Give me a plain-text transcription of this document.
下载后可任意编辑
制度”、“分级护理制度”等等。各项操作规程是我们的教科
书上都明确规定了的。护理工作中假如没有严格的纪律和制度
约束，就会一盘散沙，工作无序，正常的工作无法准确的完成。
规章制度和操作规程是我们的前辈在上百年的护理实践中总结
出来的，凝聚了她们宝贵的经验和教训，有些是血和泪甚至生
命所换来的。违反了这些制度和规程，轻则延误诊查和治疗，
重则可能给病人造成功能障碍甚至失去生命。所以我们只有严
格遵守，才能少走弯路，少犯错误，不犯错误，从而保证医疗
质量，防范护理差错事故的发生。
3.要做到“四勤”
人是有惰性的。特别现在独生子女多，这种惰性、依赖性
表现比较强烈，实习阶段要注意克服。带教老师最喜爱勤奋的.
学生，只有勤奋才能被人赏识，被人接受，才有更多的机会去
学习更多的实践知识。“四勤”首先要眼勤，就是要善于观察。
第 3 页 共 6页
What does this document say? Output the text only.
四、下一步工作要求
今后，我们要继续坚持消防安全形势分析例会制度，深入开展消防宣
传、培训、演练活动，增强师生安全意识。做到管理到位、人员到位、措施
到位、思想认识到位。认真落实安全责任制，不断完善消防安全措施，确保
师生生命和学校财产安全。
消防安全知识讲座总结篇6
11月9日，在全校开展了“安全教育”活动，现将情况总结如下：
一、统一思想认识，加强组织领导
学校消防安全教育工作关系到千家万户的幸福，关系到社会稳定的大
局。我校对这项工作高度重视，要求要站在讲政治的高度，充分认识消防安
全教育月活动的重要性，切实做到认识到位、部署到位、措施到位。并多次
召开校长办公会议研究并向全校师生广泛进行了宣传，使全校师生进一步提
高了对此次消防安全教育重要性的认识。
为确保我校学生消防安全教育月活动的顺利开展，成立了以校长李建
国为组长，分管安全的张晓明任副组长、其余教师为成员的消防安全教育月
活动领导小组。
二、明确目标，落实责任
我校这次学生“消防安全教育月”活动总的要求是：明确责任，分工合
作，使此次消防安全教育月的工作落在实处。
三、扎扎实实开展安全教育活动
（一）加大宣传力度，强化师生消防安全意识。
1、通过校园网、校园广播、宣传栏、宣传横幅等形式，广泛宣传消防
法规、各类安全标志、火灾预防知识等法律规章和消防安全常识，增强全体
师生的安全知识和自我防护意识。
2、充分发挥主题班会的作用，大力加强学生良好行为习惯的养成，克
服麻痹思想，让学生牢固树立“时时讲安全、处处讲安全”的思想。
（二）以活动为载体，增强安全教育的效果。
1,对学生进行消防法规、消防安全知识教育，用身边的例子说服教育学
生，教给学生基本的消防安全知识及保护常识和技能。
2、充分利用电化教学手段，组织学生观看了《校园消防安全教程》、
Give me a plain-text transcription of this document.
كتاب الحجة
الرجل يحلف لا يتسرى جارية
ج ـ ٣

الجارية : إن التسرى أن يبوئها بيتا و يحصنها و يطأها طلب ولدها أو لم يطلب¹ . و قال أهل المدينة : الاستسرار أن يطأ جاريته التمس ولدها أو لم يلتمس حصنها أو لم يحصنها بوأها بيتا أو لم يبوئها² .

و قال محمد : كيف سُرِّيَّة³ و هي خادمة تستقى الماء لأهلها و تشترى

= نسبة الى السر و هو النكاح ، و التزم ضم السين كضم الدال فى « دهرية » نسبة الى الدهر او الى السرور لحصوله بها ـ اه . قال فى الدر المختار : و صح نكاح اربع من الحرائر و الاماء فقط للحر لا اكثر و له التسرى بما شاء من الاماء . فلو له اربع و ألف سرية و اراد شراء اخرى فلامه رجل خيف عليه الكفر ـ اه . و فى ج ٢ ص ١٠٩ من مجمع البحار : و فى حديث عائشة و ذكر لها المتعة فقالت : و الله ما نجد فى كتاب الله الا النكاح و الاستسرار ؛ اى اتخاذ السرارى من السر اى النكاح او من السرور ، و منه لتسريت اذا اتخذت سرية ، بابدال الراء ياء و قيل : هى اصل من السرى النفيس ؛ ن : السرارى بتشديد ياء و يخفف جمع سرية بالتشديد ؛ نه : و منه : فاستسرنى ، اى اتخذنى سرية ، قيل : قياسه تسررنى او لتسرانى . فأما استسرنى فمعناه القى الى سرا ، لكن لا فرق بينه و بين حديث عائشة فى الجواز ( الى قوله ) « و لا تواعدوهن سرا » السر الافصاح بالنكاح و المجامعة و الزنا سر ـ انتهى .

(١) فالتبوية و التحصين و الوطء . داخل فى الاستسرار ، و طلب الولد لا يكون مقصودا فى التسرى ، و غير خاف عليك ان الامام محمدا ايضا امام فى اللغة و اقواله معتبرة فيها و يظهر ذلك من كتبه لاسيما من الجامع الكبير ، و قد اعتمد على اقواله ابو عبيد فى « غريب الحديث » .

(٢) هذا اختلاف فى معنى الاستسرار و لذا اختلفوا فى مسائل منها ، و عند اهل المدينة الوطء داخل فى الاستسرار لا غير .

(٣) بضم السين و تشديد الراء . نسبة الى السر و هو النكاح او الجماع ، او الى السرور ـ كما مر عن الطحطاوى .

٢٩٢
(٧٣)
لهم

****

**DESCRIPTION OF THE TASK**. Every record should be repeated exactly; please leave none out.

**WRITTEN ANSWER**.
Give me a plain-text transcription of this document.
下载后可任意编辑
制度”、“分级护理制度”等等。各项操作规程是我们的教科
书上都明确规定了的。护理工作中假如没有严格的纪律和制度
约束，就会一盘散沙，工作无序，正常的工作无法准确的完成。
规章制度和操作规程是我们的前辈在上百年的护理实践中总结
出来的，凝聚了她们宝贵的经验和教训，有些是血和泪甚至生
命所换来的。违反了这些制度和规程，轻则延误诊查和治疗，
重则可能给病人造成功能障碍甚至失去生命。所以我们只有严
格遵守，才能少走弯路，少犯错误，不犯错误，从而保证医疗
质量，防范护理差错事故的发生。
3.要做到“四勤”
人是有惰性的。特别现在独生子女多，这种惰性、依赖性
表现比较强烈，实习阶段要注意克服。带教老师最喜爱勤奋的.
学生，只有勤奋才能被人赏识，被人接受，才有更多的机会去
学习更多的实践知识。“四勤”首先要眼勤，就是要善于观察。
第 3 页 共 6页
What does this document say? Output the text only.
四、下一步工作要求
今后，我们要继续坚持消防安全形势分析例会制度，深入开展消防宣
传、培训、演练活动，增强师生安全意识。做到管理到位、人员到位、措施
到位、思想认识到位。认真落实安全责任制，不断完善消防安全措施，确保
师生生命和学校财产安全。
消防安全知识讲座总结篇6
11月9日，在全校开展了“安全教育”活动，现将情况总结如下：
一、统一思想认识，加强组织领导
学校消防安全教育工作关系到千家万户的幸福，关系到社会稳定的大
局。我校对这项工作高度重视，要求要站在讲政治的高度，充分认识消防安
全教育月活动的重要性，切实做到认识到位、部署到位、措施到位。并多次
召开校长办公会议研究并向全校师生广泛进行了宣传，使全校师生进一步提
高了对此次消防安全教育重要性的认识。
为确保我校学生消防安全教育月活动的顺利开展，成立了以校长李建
国为组长，分管安全的张晓明任副组长、其余教师为成员的消防安全教育月
活动领导小组。
二、明确目标，落实责任
我校这次学生“消防安全教育月”活动总的要求是：明确责任，分工合
作，使此次消防安全教育月的工作落在实处。
三、扎扎实实开展安全教育活动
（一）加大宣传力度，强化师生消防安全意识。
1、通过校园网、校园广播、宣传栏、宣传横幅等形式，广泛宣传消防
法规、各类安全标志、火灾预防知识等法律规章和消防安全常识，增强全体
师生的安全知识和自我防护意识。
2、充分发挥主题班会的作用，大力加强学生良好行为习惯的养成，克
服麻痹思想，让学生牢固树立“时时讲安全、处处讲安全”的思想。
（二）以活动为载体，增强安全教育的效果。
1,对学生进行消防法规、消防安全知识教育，用身边的例子说服教育学
生，教给学生基本的消防安全知识及保护常识和技能。
2、充分利用电化教学手段，组织学生观看了《校园消防安全教程》、
Give me a plain-text transcription of this document.
كتاب الحجة
الرجل يحلف لا يتسرى جارية
ج ـ ٣

الجارية : إن التسرى أن يبوئها بيتا و يحصنها و يطأها طلب ولدها أو لم يطلب¹ . و قال أهل المدينة : الاستسرار أن يطأ جاريته التمس ولدها أو لم يلتمس حصنها أو لم يحصنها بوأها بيتا أو لم يبوئها² .

و قال محمد : كيف سُرِّيَّة³ و هي خادمة تستقى الماء لأهلها و تشترى

= نسبة الى السر و هو النكاح ، و التزم ضم السين كضم الدال فى « دهرية » نسبة الى الدهر او الى السرور لحصوله بها ـ اه . قال فى الدر المختار : و صح نكاح اربع من الحرائر و الاماء فقط للحر لا اكثر و له التسرى بما شاء من الاماء . فلو له اربع و ألف سرية و اراد شراء اخرى فلامه رجل خيف عليه الكفر ـ اه . و فى ج ٢ ص ١٠٩ من مجمع البحار : و فى حديث عائشة و ذكر لها المتعة فقالت : و الله ما نجد فى كتاب الله الا النكاح و الاستسرار ؛ اى اتخاذ السرارى من السر اى النكاح او من السرور ، و منه لتسريت اذا اتخذت سرية ، بابدال الراء ياء و قيل : هى اصل من السرى النفيس ؛ ن : السرارى بتشديد ياء و يخفف جمع سرية بالتشديد ؛ نه : و منه : فاستسرنى ، اى اتخذنى سرية ، قيل : قياسه تسررنى او لتسرانى . فأما استسرنى فمعناه القى الى سرا ، لكن لا فرق بينه و بين حديث عائشة فى الجواز ( الى قوله ) « و لا تواعدوهن سرا » السر الافصاح بالنكاح و المجامعة و الزنا سر ـ انتهى .

(١) فالتبوية و التحصين و الوطء . داخل فى الاستسرار ، و طلب الولد لا يكون مقصودا فى التسرى ، و غير خاف عليك ان الامام محمدا ايضا امام فى اللغة و اقواله معتبرة فيها و يظهر ذلك من كتبه لاسيما من الجامع الكبير ، و قد اعتمد على اقواله ابو عبيد فى « غريب الحديث » .

(٢) هذا اختلاف فى معنى الاستسرار و لذا اختلفوا فى مسائل منها ، و عند اهل المدينة الوطء داخل فى الاستسرار لا غير .

(٣) بضم السين و تشديد الراء . نسبة الى السر و هو النكاح او الجماع ، او الى السرور ـ كما مر عن الطحطاوى .

٢٩٢
(٧٣)
لهم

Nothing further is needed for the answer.